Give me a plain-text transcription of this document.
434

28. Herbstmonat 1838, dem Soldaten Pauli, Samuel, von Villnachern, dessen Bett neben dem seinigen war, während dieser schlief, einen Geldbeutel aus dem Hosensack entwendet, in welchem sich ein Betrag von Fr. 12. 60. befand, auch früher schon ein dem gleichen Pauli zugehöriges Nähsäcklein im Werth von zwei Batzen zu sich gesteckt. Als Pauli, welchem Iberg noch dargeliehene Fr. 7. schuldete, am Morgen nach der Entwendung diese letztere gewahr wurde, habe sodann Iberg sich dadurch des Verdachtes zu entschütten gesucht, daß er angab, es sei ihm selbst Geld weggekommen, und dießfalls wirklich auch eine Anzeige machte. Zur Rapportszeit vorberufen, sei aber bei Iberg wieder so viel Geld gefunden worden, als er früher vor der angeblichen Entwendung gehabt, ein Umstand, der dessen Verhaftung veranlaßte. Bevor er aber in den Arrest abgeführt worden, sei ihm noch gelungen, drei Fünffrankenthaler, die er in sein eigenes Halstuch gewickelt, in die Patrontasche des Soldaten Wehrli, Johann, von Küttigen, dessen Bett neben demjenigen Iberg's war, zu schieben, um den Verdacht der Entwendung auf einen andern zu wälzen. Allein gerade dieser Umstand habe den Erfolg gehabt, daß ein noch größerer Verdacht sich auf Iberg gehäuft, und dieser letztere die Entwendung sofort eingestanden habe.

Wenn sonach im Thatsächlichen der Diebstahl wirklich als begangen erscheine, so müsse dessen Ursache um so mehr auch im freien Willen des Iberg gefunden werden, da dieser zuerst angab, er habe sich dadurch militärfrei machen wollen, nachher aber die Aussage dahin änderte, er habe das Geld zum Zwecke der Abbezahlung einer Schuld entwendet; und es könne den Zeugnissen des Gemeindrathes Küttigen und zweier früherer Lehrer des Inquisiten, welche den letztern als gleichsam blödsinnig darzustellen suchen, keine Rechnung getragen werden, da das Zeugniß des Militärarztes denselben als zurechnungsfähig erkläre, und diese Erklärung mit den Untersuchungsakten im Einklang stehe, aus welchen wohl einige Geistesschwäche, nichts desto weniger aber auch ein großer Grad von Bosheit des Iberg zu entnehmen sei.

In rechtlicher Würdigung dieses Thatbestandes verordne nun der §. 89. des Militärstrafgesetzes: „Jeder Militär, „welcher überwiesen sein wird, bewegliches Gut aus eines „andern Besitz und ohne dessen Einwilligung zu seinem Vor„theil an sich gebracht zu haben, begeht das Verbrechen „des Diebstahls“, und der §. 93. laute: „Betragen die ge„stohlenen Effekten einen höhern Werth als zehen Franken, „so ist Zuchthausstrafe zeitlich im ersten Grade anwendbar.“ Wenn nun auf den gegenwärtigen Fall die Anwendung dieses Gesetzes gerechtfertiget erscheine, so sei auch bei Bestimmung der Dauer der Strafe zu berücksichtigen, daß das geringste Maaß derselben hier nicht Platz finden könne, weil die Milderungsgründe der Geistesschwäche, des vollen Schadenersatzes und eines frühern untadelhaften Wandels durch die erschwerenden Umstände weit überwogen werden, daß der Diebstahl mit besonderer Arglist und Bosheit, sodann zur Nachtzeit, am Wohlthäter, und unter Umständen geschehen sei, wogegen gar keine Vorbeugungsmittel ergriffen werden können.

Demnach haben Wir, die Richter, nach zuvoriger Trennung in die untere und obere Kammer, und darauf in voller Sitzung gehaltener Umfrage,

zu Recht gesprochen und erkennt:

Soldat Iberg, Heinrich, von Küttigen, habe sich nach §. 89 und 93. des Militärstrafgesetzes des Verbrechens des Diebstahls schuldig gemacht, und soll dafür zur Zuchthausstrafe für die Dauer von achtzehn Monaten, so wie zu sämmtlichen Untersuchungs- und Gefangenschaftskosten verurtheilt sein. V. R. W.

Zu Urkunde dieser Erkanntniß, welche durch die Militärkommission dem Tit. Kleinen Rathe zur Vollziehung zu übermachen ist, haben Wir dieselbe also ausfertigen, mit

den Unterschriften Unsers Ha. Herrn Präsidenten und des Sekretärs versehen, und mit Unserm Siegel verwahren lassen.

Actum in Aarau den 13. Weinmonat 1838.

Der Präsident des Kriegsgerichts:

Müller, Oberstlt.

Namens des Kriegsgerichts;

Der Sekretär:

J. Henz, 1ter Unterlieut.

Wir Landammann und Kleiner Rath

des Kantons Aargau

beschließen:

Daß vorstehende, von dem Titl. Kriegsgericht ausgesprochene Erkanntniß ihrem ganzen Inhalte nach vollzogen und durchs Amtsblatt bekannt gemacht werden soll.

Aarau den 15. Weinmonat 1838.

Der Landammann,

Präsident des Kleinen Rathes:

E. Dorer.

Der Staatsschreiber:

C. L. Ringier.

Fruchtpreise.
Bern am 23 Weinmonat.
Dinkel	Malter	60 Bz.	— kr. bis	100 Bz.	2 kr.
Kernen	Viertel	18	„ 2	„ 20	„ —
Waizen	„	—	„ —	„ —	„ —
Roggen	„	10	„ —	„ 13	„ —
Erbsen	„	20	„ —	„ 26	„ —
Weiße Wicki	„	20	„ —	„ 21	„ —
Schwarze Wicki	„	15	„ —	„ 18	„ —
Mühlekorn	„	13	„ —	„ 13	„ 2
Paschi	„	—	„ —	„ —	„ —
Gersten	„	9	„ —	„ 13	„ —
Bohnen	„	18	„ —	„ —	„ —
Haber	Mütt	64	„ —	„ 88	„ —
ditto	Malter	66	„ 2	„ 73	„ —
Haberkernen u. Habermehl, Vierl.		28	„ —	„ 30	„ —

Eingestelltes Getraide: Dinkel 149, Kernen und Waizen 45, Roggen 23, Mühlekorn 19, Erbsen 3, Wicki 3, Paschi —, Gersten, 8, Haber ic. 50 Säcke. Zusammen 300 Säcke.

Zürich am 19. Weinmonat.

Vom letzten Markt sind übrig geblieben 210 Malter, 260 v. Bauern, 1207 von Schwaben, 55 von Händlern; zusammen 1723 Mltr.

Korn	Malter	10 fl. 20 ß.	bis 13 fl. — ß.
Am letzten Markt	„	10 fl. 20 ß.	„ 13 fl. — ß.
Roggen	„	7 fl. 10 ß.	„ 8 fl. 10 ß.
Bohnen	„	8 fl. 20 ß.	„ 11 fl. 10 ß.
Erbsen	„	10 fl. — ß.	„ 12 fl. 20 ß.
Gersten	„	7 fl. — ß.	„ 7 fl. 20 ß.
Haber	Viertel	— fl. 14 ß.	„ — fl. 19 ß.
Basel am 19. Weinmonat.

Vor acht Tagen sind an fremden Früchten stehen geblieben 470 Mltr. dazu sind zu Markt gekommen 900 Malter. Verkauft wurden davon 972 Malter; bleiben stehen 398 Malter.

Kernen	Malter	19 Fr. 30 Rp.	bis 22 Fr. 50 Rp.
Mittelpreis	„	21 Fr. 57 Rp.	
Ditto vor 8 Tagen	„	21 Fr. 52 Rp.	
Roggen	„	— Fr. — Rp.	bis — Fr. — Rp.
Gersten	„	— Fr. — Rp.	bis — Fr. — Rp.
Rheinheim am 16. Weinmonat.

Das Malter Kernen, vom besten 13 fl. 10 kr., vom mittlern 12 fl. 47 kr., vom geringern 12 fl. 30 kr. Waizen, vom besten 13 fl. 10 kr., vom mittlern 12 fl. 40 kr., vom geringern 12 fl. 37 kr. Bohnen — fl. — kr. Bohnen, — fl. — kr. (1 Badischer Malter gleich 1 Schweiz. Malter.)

——————————

_EXERCISE_: Copy each line of the listing that holds the word "Gersten".

_RESPONSE BELOW_:
Gersten	„	9	„ —	„ 13	„ —
Eingestelltes Getraide: Dinkel 149, Kernen und Waizen 45, Roggen 23, Mühlekorn 19, Erbsen 3, Wicki 3, Paschi —, Gersten, 8, Haber ic. 50 Säcke. Zusammen 300 Säcke.
Gersten	„	7 fl. — ß.	„ 7 fl. 20 ß.
Gersten	„	— Fr. — Rp.	bis — Fr. — Rp.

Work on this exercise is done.